### TASK BRIEF
Select lines where the word "residue" appears.

### THE DATA
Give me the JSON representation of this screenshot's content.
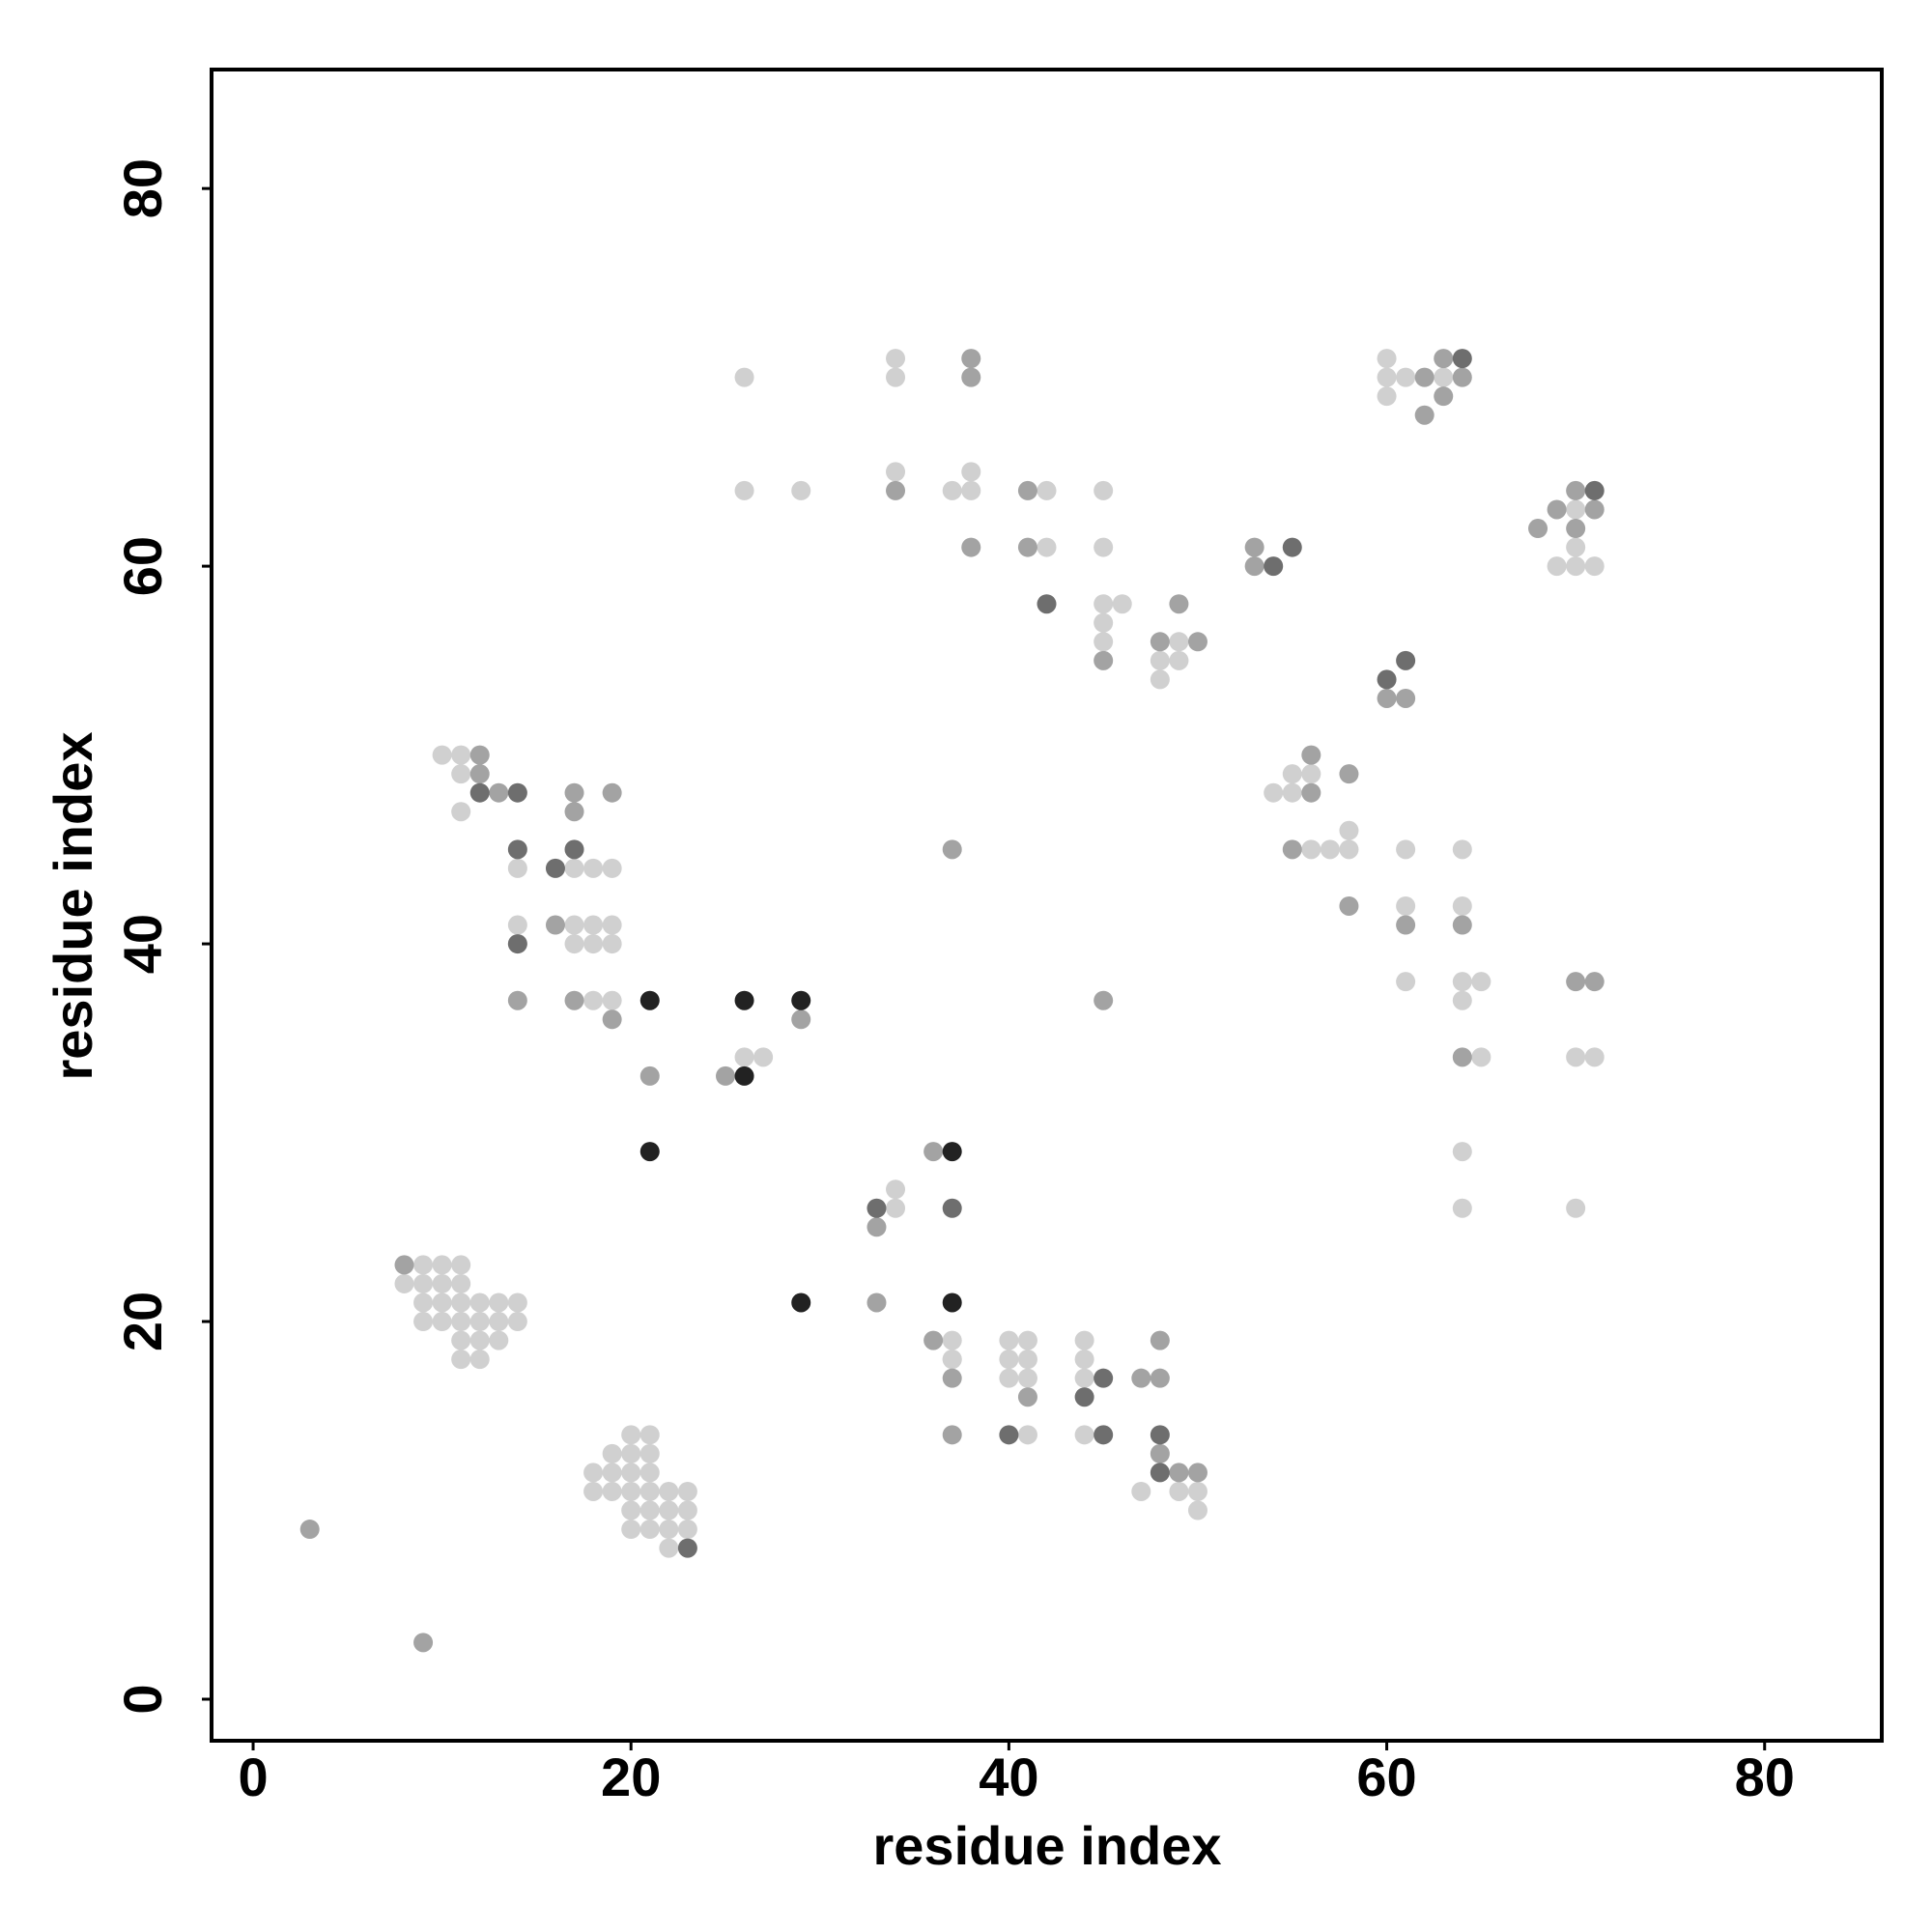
{
  "chart_data": {
    "type": "scatter",
    "xlabel": "residue index",
    "ylabel": "residue index",
    "xlim": [
      -2.2,
      86.2
    ],
    "ylim": [
      -2.2,
      86.3
    ],
    "xticks": [
      0,
      20,
      40,
      60,
      80
    ],
    "yticks": [
      0,
      20,
      40,
      60,
      80
    ],
    "series": [
      {
        "color": "#d0d0d0",
        "x": [
          9,
          10,
          11,
          8,
          9,
          10,
          11,
          9,
          10,
          11,
          12,
          13,
          14,
          9,
          10,
          11,
          12,
          13,
          14,
          11,
          12,
          13,
          11,
          12,
          20,
          21,
          19,
          20,
          21,
          18,
          19,
          20,
          21,
          18,
          19,
          20,
          21,
          22,
          23,
          20,
          21,
          22,
          23,
          20,
          21,
          22,
          23,
          22,
          10,
          11,
          11,
          11,
          14,
          17,
          18,
          19,
          14,
          17,
          18,
          19,
          14,
          17,
          18,
          19,
          18,
          19,
          26,
          27,
          34,
          34,
          37,
          37,
          40,
          41,
          44,
          37,
          40,
          41,
          44,
          40,
          41,
          44,
          41,
          44,
          47,
          49,
          50,
          50,
          34,
          26,
          34,
          34,
          38,
          26,
          29,
          37,
          38,
          42,
          45,
          42,
          45,
          45,
          46,
          45,
          45,
          49,
          48,
          49,
          48,
          60,
          60,
          61,
          63,
          60,
          70,
          70,
          69,
          70,
          71,
          55,
          56,
          54,
          55,
          58,
          56,
          57,
          58,
          61,
          64,
          61,
          64,
          61,
          64,
          65,
          64,
          65,
          70,
          71,
          64,
          64,
          70
        ],
        "y": [
          23,
          23,
          23,
          22,
          22,
          22,
          22,
          21,
          21,
          21,
          21,
          21,
          21,
          20,
          20,
          20,
          20,
          20,
          20,
          19,
          19,
          19,
          18,
          18,
          14,
          14,
          13,
          13,
          13,
          12,
          12,
          12,
          12,
          11,
          11,
          11,
          11,
          11,
          11,
          10,
          10,
          10,
          10,
          9,
          9,
          9,
          9,
          8,
          50,
          50,
          49,
          47,
          44,
          44,
          44,
          44,
          41,
          41,
          41,
          41,
          40,
          40,
          40,
          40,
          37,
          37,
          34,
          34,
          27,
          26,
          19,
          18,
          19,
          19,
          19,
          18,
          18,
          18,
          18,
          17,
          17,
          17,
          14,
          14,
          11,
          11,
          11,
          10,
          71,
          70,
          70,
          65,
          65,
          64,
          64,
          64,
          64,
          64,
          64,
          61,
          61,
          58,
          58,
          57,
          56,
          56,
          55,
          55,
          54,
          71,
          70,
          70,
          70,
          69,
          63,
          61,
          60,
          60,
          60,
          49,
          49,
          48,
          48,
          46,
          45,
          45,
          45,
          45,
          45,
          42,
          42,
          38,
          38,
          38,
          37,
          34,
          34,
          34,
          29,
          26,
          26
        ]
      },
      {
        "color": "#a3a3a3",
        "x": [
          3,
          9,
          8,
          12,
          12,
          13,
          17,
          19,
          17,
          16,
          14,
          17,
          19,
          29,
          21,
          25,
          36,
          33,
          33,
          37,
          36,
          48,
          37,
          47,
          48,
          41,
          37,
          48,
          49,
          50,
          45,
          38,
          38,
          34,
          41,
          38,
          41,
          49,
          48,
          50,
          45,
          53,
          53,
          63,
          62,
          64,
          63,
          62,
          70,
          69,
          71,
          68,
          70,
          60,
          61,
          56,
          58,
          56,
          55,
          58,
          61,
          64,
          70,
          71,
          64
        ],
        "y": [
          9,
          3,
          23,
          50,
          49,
          48,
          48,
          48,
          47,
          41,
          37,
          37,
          36,
          36,
          33,
          33,
          29,
          25,
          21,
          45,
          19,
          19,
          17,
          17,
          17,
          16,
          14,
          13,
          12,
          12,
          37,
          71,
          70,
          64,
          64,
          61,
          61,
          58,
          56,
          56,
          55,
          61,
          60,
          71,
          70,
          70,
          69,
          68,
          64,
          63,
          63,
          62,
          62,
          53,
          53,
          50,
          49,
          48,
          45,
          42,
          41,
          41,
          38,
          38,
          34
        ]
      },
      {
        "color": "#6e6e6e",
        "x": [
          12,
          14,
          14,
          17,
          16,
          14,
          23,
          33,
          37,
          45,
          44,
          40,
          45,
          48,
          48,
          42,
          55,
          54,
          64,
          71,
          61,
          60
        ],
        "y": [
          48,
          48,
          45,
          45,
          44,
          40,
          8,
          26,
          26,
          17,
          16,
          14,
          14,
          14,
          12,
          58,
          61,
          60,
          71,
          64,
          55,
          54
        ]
      },
      {
        "color": "#222222",
        "x": [
          21,
          26,
          29,
          26,
          21,
          29,
          37,
          37
        ],
        "y": [
          37,
          37,
          37,
          33,
          29,
          21,
          29,
          21
        ]
      }
    ]
  }
}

### WRITTEN ANSWER
    "xlabel": "residue index",
    "ylabel": "residue index",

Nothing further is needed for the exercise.